[start SOURCE DATA]

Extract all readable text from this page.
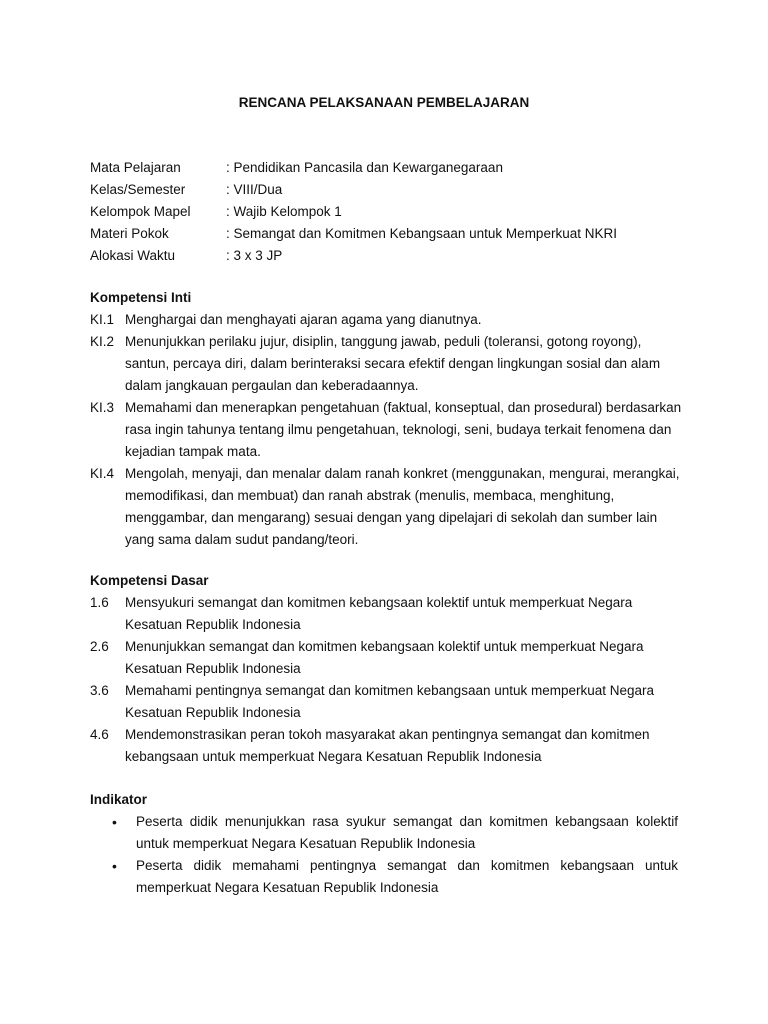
RENCANA PELAKSANAAN PEMBELAJARAN
Mata Pelajaran	: Pendidikan Pancasila dan Kewarganegaraan
Kelas/Semester	: VIII/Dua
Kelompok Mapel	: Wajib Kelompok 1
Materi Pokok	: Semangat dan Komitmen Kebangsaan untuk Memperkuat NKRI
Alokasi Waktu	: 3 x 3 JP
Kompetensi Inti
KI.1 Menghargai dan menghayati ajaran agama yang dianutnya.
KI.2 Menunjukkan perilaku jujur, disiplin, tanggung jawab, peduli (toleransi, gotong royong), santun, percaya diri, dalam berinteraksi secara efektif dengan lingkungan sosial dan alam dalam jangkauan pergaulan dan keberadaannya.
KI.3 Memahami dan menerapkan pengetahuan (faktual, konseptual, dan prosedural) berdasarkan rasa ingin tahunya tentang ilmu pengetahuan, teknologi, seni, budaya terkait fenomena dan kejadian tampak mata.
KI.4 Mengolah, menyaji, dan menalar dalam ranah konkret (menggunakan, mengurai, merangkai, memodifikasi, dan membuat) dan ranah abstrak (menulis, membaca, menghitung, menggambar, dan mengarang) sesuai dengan yang dipelajari di sekolah dan sumber lain yang sama dalam sudut pandang/teori.
Kompetensi Dasar
1.6	Mensyukuri semangat dan komitmen kebangsaan kolektif untuk memperkuat Negara Kesatuan Republik Indonesia
2.6	Menunjukkan semangat dan komitmen kebangsaan kolektif untuk memperkuat Negara Kesatuan Republik Indonesia
3.6	Memahami pentingnya semangat dan komitmen kebangsaan untuk memperkuat Negara Kesatuan Republik Indonesia
4.6	Mendemonstrasikan peran tokoh masyarakat akan pentingnya semangat dan komitmen kebangsaan untuk memperkuat Negara Kesatuan Republik Indonesia
Indikator
•	Peserta didik menunjukkan rasa syukur semangat dan komitmen kebangsaan kolektif untuk memperkuat Negara Kesatuan Republik Indonesia
•	Peserta didik memahami pentingnya semangat dan komitmen kebangsaan untuk memperkuat Negara Kesatuan Republik Indonesia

[end SOURCE DATA]

GOAL ::
Leave out the pictures and print every line of the data exactly.

TASK RESPONSE ::
Extract all readable text from this page.
RENCANA PELAKSANAAN PEMBELAJARAN
Mata Pelajaran	: Pendidikan Pancasila dan Kewarganegaraan
Kelas/Semester	: VIII/Dua
Kelompok Mapel	: Wajib Kelompok 1
Materi Pokok	: Semangat dan Komitmen Kebangsaan untuk Memperkuat NKRI
Alokasi Waktu	: 3 x 3 JP
Kompetensi Inti
KI.1 Menghargai dan menghayati ajaran agama yang dianutnya.
KI.2 Menunjukkan perilaku jujur, disiplin, tanggung jawab, peduli (toleransi, gotong royong), santun, percaya diri, dalam berinteraksi secara efektif dengan lingkungan sosial dan alam dalam jangkauan pergaulan dan keberadaannya.
KI.3 Memahami dan menerapkan pengetahuan (faktual, konseptual, dan prosedural) berdasarkan rasa ingin tahunya tentang ilmu pengetahuan, teknologi, seni, budaya terkait fenomena dan kejadian tampak mata.
KI.4 Mengolah, menyaji, dan menalar dalam ranah konkret (menggunakan, mengurai, merangkai, memodifikasi, dan membuat) dan ranah abstrak (menulis, membaca, menghitung, menggambar, dan mengarang) sesuai dengan yang dipelajari di sekolah dan sumber lain yang sama dalam sudut pandang/teori.
Kompetensi Dasar
1.6	Mensyukuri semangat dan komitmen kebangsaan kolektif untuk memperkuat Negara Kesatuan Republik Indonesia
2.6	Menunjukkan semangat dan komitmen kebangsaan kolektif untuk memperkuat Negara Kesatuan Republik Indonesia
3.6	Memahami pentingnya semangat dan komitmen kebangsaan untuk memperkuat Negara Kesatuan Republik Indonesia
4.6	Mendemonstrasikan peran tokoh masyarakat akan pentingnya semangat dan komitmen kebangsaan untuk memperkuat Negara Kesatuan Republik Indonesia
Indikator
•	Peserta didik menunjukkan rasa syukur semangat dan komitmen kebangsaan kolektif untuk memperkuat Negara Kesatuan Republik Indonesia
•	Peserta didik memahami pentingnya semangat dan komitmen kebangsaan untuk memperkuat Negara Kesatuan Republik Indonesia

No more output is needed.